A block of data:
■ ■ ■ ■ ■

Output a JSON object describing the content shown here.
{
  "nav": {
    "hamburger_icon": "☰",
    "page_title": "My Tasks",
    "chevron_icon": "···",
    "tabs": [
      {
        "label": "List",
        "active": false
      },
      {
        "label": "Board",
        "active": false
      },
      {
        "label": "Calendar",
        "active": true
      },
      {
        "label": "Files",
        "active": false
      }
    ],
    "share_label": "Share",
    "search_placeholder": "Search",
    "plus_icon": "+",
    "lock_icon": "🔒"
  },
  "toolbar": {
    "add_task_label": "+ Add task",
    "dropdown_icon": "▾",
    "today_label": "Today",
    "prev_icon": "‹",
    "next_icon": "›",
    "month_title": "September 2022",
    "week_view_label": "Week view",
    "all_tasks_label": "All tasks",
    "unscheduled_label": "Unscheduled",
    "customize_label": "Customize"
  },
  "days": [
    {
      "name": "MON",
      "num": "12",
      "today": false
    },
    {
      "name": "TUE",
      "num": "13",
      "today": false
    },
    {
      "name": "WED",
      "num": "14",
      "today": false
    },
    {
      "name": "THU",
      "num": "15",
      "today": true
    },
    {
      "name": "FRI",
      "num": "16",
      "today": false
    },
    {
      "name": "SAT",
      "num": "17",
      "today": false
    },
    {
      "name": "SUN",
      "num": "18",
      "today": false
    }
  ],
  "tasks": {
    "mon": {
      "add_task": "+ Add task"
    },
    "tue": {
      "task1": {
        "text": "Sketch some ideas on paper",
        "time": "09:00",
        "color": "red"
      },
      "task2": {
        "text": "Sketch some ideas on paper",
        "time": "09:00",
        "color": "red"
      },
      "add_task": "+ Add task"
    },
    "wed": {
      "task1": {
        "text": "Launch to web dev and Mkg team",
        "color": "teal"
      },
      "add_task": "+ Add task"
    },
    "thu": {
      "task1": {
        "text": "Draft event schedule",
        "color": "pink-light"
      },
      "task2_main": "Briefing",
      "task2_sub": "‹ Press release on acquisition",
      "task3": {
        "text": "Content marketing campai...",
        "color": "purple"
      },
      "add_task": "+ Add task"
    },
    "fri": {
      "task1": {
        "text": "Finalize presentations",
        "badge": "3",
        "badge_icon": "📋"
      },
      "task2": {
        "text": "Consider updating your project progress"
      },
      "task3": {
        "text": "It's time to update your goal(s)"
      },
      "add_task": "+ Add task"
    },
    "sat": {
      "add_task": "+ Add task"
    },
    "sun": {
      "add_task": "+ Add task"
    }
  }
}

■ ■ ■ ■ ■

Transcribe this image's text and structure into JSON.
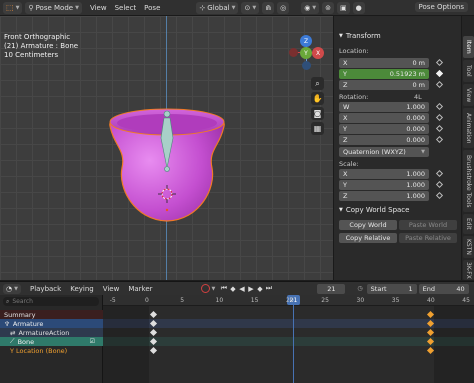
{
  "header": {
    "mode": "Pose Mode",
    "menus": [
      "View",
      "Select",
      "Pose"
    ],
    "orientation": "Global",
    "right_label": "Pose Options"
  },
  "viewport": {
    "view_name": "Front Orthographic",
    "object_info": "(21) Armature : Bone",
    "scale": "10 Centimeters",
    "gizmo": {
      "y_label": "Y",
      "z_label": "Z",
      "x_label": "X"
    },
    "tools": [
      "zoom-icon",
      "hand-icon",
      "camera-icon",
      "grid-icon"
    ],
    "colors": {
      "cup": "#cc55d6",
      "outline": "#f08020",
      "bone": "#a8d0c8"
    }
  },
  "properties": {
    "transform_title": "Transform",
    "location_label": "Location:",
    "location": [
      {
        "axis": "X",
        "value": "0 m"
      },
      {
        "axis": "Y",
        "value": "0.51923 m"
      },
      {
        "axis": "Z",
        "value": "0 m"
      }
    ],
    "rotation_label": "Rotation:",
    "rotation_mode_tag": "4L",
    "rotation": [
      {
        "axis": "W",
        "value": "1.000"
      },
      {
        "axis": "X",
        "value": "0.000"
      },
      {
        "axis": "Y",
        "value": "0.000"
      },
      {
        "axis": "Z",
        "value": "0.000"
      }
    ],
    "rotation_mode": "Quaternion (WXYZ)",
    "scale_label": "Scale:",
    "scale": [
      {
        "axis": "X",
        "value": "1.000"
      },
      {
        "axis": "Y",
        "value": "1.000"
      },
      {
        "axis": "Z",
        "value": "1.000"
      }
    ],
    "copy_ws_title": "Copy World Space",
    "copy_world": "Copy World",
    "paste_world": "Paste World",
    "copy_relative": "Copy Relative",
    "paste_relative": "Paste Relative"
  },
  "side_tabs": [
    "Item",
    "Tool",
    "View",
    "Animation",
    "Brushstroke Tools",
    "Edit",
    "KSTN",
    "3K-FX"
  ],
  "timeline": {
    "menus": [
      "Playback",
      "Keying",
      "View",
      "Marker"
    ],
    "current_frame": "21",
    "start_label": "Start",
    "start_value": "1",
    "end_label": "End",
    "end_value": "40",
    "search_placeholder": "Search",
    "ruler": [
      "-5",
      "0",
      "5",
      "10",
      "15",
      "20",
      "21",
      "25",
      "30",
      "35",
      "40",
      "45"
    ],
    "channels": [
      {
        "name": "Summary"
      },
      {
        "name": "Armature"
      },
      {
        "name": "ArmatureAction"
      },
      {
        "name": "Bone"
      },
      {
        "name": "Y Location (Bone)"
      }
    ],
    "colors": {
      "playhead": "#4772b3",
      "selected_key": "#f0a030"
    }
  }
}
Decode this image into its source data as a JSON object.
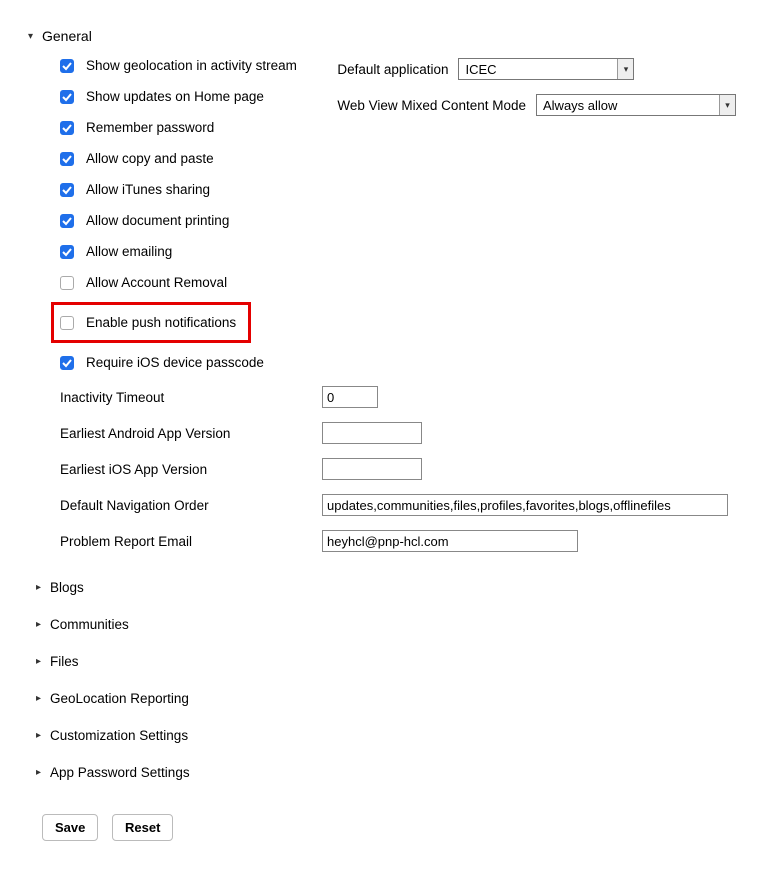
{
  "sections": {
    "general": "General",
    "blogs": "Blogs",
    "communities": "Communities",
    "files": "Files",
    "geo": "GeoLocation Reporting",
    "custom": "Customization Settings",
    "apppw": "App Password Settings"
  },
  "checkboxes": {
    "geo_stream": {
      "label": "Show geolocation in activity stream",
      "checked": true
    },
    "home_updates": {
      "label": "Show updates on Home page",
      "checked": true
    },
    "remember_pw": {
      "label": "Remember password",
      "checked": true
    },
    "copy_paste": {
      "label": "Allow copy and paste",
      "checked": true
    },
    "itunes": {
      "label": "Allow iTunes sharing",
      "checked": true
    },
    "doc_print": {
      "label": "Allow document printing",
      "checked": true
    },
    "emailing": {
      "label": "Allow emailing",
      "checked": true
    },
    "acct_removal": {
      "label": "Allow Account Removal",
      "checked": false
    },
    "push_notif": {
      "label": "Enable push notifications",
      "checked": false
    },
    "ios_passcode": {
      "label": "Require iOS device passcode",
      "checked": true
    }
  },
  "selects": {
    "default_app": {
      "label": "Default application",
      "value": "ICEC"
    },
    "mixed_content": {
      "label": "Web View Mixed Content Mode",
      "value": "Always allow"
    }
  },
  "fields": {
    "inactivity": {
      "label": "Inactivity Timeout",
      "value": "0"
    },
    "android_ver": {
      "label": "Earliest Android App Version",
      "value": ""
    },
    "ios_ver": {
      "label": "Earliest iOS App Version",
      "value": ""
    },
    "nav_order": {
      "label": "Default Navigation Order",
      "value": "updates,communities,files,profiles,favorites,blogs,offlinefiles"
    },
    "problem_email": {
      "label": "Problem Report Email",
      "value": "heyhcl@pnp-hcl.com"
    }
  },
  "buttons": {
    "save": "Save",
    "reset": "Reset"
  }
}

■ ■ ■ ■ ■

▶ What this task involves:
Take every line that includes the string "Earliest" and copy it.

▶ The output:
      "label": "Earliest Android App Version",
      "label": "Earliest iOS App Version",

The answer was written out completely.